Exercise goal ::
Where a line holds the word "text", copy that line.

Dataset content ::
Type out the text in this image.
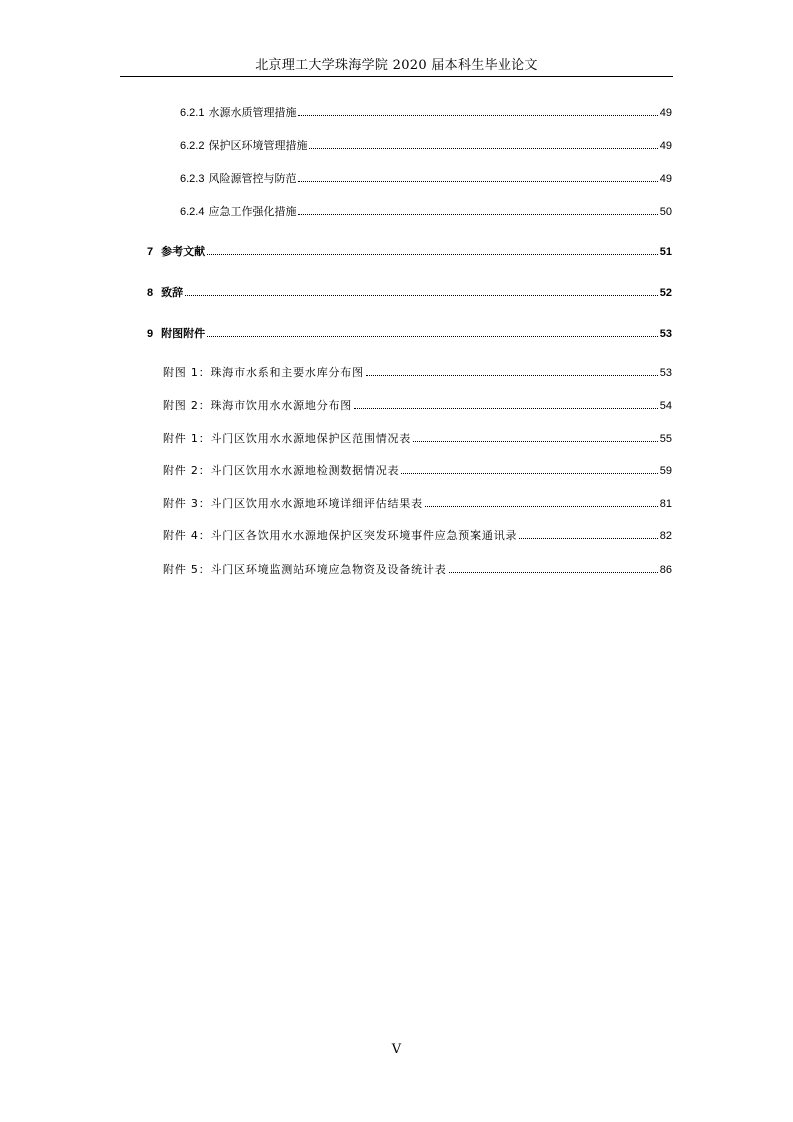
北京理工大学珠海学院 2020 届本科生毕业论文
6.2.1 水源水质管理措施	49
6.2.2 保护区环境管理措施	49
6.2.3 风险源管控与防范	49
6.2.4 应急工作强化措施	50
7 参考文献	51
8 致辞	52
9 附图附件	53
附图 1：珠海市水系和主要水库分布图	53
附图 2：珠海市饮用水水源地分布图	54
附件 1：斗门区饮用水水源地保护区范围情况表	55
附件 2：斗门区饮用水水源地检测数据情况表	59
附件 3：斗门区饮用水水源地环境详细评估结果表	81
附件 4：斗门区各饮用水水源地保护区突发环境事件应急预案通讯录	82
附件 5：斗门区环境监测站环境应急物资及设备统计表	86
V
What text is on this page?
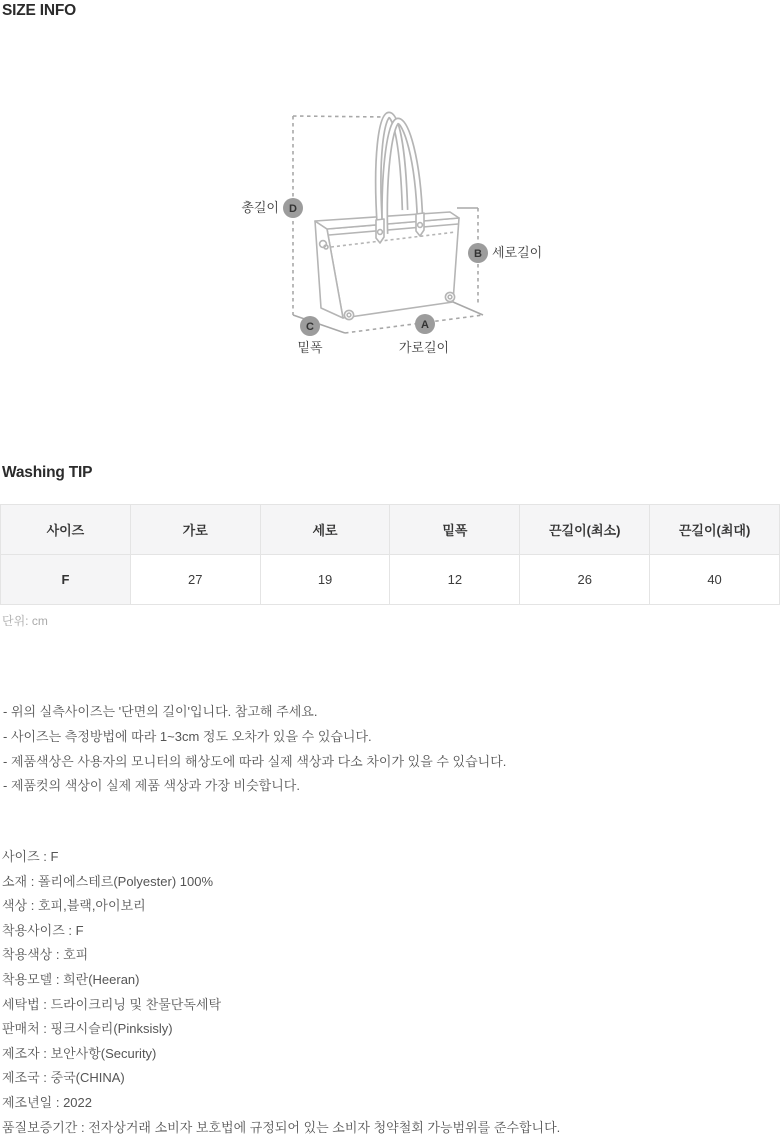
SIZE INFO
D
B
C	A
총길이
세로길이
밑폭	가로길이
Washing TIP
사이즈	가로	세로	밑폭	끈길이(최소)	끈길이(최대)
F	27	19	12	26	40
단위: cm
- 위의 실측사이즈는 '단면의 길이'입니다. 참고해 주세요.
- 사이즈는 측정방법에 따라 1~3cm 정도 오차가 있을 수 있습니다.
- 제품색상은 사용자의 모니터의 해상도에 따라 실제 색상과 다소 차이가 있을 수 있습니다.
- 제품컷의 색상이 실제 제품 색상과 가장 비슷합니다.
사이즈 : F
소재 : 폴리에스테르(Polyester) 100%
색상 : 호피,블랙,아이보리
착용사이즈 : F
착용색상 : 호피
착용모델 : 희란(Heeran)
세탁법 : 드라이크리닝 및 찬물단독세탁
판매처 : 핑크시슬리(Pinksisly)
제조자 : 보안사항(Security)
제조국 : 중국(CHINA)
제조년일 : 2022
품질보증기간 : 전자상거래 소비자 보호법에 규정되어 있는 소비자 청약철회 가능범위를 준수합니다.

Answer in full ::
Type out the text in this image.
What text is on this page?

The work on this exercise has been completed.